## Start Given records

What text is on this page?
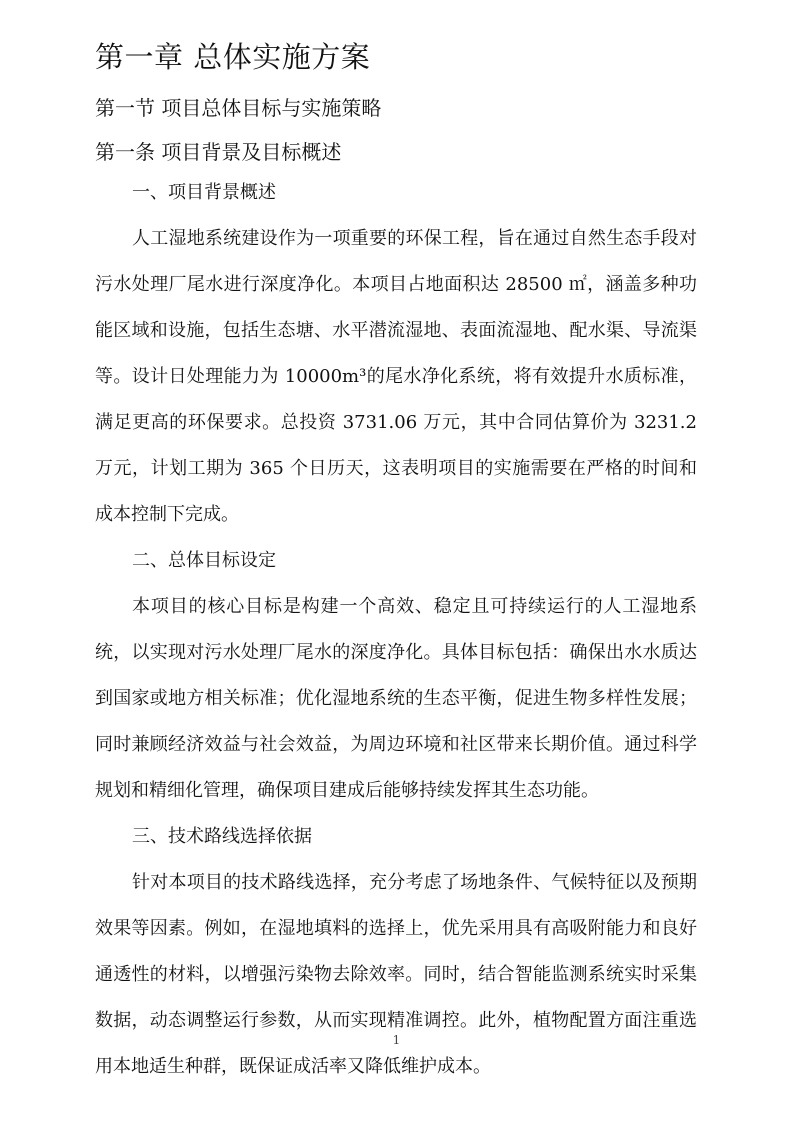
第一章 总体实施方案
第一节 项目总体目标与实施策略
第一条 项目背景及目标概述
一、项目背景概述

人工湿地系统建设作为一项重要的环保工程，旨在通过自然生态手段对污水处理厂尾水进行深度净化。本项目占地面积达 28500 ㎡，涵盖多种功能区域和设施，包括生态塘、水平潜流湿地、表面流湿地、配水渠、导流渠等。设计日处理能力为 10000m³的尾水净化系统，将有效提升水质标准，满足更高的环保要求。总投资 3731.06 万元，其中合同估算价为 3231.2 万元，计划工期为 365 个日历天，这表明项目的实施需要在严格的时间和成本控制下完成。

二、总体目标设定

本项目的核心目标是构建一个高效、稳定且可持续运行的人工湿地系统，以实现对污水处理厂尾水的深度净化。具体目标包括：确保出水水质达到国家或地方相关标准；优化湿地系统的生态平衡，促进生物多样性发展；同时兼顾经济效益与社会效益，为周边环境和社区带来长期价值。通过科学规划和精细化管理，确保项目建成后能够持续发挥其生态功能。

三、技术路线选择依据

针对本项目的技术路线选择，充分考虑了场地条件、气候特征以及预期效果等因素。例如，在湿地填料的选择上，优先采用具有高吸附能力和良好通透性的材料，以增强污染物去除效率。同时，结合智能监测系统实时采集数据，动态调整运行参数，从而实现精准调控。此外，植物配置方面注重选用本地适生种群，既保证成活率又降低维护成本。

1
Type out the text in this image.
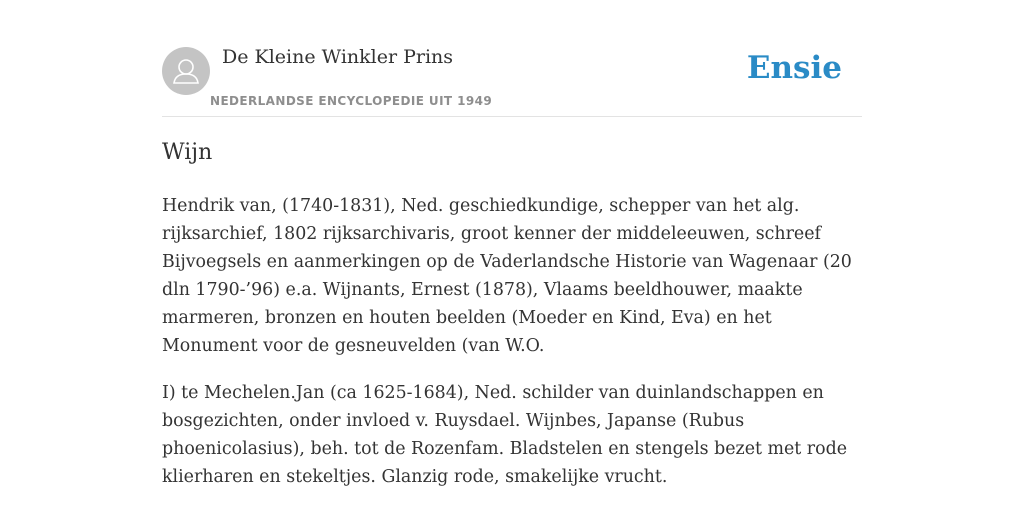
De Kleine Winkler Prins
NEDERLANDSE ENCYCLOPEDIE UIT 1949
Ensie
Wijn

Hendrik van, (1740-1831), Ned. geschiedkundige, schepper van het alg. rijksarchief, 1802 rijksarchivaris, groot kenner der middeleeuwen, schreef Bijvoegsels en aanmerkingen op de Vaderlandsche Historie van Wagenaar (20 dln 1790-’96) e.a. Wijnants, Ernest (1878), Vlaams beeldhouwer, maakte marmeren, bronzen en houten beelden (Moeder en Kind, Eva) en het Monument voor de gesneuvelden (van W.O.

I) te Mechelen.Jan (ca 1625-1684), Ned. schilder van duinlandschappen en bosgezichten, onder invloed v. Ruysdael. Wijnbes, Japanse (Rubus phoenicolasius), beh. tot de Rozenfam. Bladstelen en stengels bezet met rode klierharen en stekeltjes. Glanzig rode, smakelijke vrucht.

## End Given records

> _Problem_
Copy every record above exactly, leaving out any pictures.

> _Finished exercise_
What text is on this page?
第一章 总体实施方案
第一节 项目总体目标与实施策略
第一条 项目背景及目标概述
一、项目背景概述

人工湿地系统建设作为一项重要的环保工程，旨在通过自然生态手段对污水处理厂尾水进行深度净化。本项目占地面积达 28500 ㎡，涵盖多种功能区域和设施，包括生态塘、水平潜流湿地、表面流湿地、配水渠、导流渠等。设计日处理能力为 10000m³的尾水净化系统，将有效提升水质标准，满足更高的环保要求。总投资 3731.06 万元，其中合同估算价为 3231.2 万元，计划工期为 365 个日历天，这表明项目的实施需要在严格的时间和成本控制下完成。

二、总体目标设定

本项目的核心目标是构建一个高效、稳定且可持续运行的人工湿地系统，以实现对污水处理厂尾水的深度净化。具体目标包括：确保出水水质达到国家或地方相关标准；优化湿地系统的生态平衡，促进生物多样性发展；同时兼顾经济效益与社会效益，为周边环境和社区带来长期价值。通过科学规划和精细化管理，确保项目建成后能够持续发挥其生态功能。

三、技术路线选择依据

针对本项目的技术路线选择，充分考虑了场地条件、气候特征以及预期效果等因素。例如，在湿地填料的选择上，优先采用具有高吸附能力和良好通透性的材料，以增强污染物去除效率。同时，结合智能监测系统实时采集数据，动态调整运行参数，从而实现精准调控。此外，植物配置方面注重选用本地适生种群，既保证成活率又降低维护成本。

1
Type out the text in this image.
De Kleine Winkler Prins
NEDERLANDSE ENCYCLOPEDIE UIT 1949
Ensie
Wijn

Hendrik van, (1740-1831), Ned. geschiedkundige, schepper van het alg. rijksarchief, 1802 rijksarchivaris, groot kenner der middeleeuwen, schreef Bijvoegsels en aanmerkingen op de Vaderlandsche Historie van Wagenaar (20 dln 1790-’96) e.a. Wijnants, Ernest (1878), Vlaams beeldhouwer, maakte marmeren, bronzen en houten beelden (Moeder en Kind, Eva) en het Monument voor de gesneuvelden (van W.O.

I) te Mechelen.Jan (ca 1625-1684), Ned. schilder van duinlandschappen en bosgezichten, onder invloed v. Ruysdael. Wijnbes, Japanse (Rubus phoenicolasius), beh. tot de Rozenfam. Bladstelen en stengels bezet met rode klierharen en stekeltjes. Glanzig rode, smakelijke vrucht.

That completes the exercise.